▶ **What to work on**:
Where the data below has the string "六枝特区第一中学", return the whole line.

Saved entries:
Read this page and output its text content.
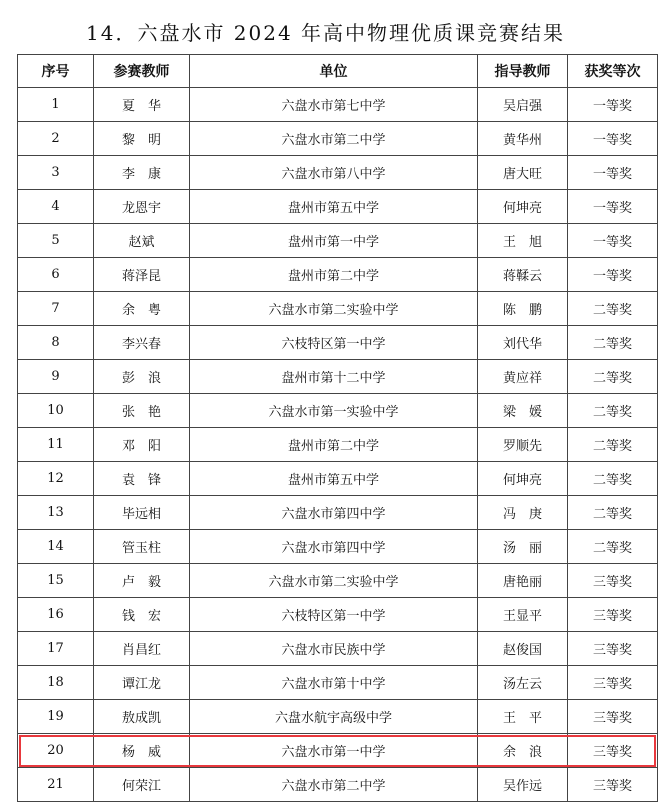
14．六盘水市 2024 年高中物理优质课竞赛结果
序号	参赛教师	单位	指导教师	获奖等次
1	夏　华	六盘水市第七中学	吴启强	一等奖
2	黎　明	六盘水市第二中学	黄华州	一等奖
3	李　康	六盘水市第八中学	唐大旺	一等奖
4	龙恩宇	盘州市第五中学	何坤亮	一等奖
5	赵斌	盘州市第一中学	王　旭	一等奖
6	蒋泽昆	盘州市第二中学	蒋鞣云	一等奖
7	余　粤	六盘水市第二实验中学	陈　鹏	二等奖
8	李兴春	六枝特区第一中学	刘代华	二等奖
9	彭　浪	盘州市第十二中学	黄应祥	二等奖
10	张　艳	六盘水市第一实验中学	梁　媛	二等奖
11	邓　阳	盘州市第二中学	罗顺先	二等奖
12	袁　锋	盘州市第五中学	何坤亮	二等奖
13	毕远相	六盘水市第四中学	冯　庚	二等奖
14	管玉柱	六盘水市第四中学	汤　丽	二等奖
15	卢　毅	六盘水市第二实验中学	唐艳丽	三等奖
16	钱　宏	六枝特区第一中学	王显平	三等奖
17	肖昌红	六盘水市民族中学	赵俊国	三等奖
18	谭江龙	六盘水市第十中学	汤左云	三等奖
19	敖成凯	六盘水航宇高级中学	王　平	三等奖
20	杨　威	六盘水市第一中学	余　浪	三等奖
21	何荣江	六盘水市第二中学	吴作远	三等奖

▶ **Written answer**:
8	李兴春	六枝特区第一中学	刘代华	二等奖
16	钱　宏	六枝特区第一中学	王显平	三等奖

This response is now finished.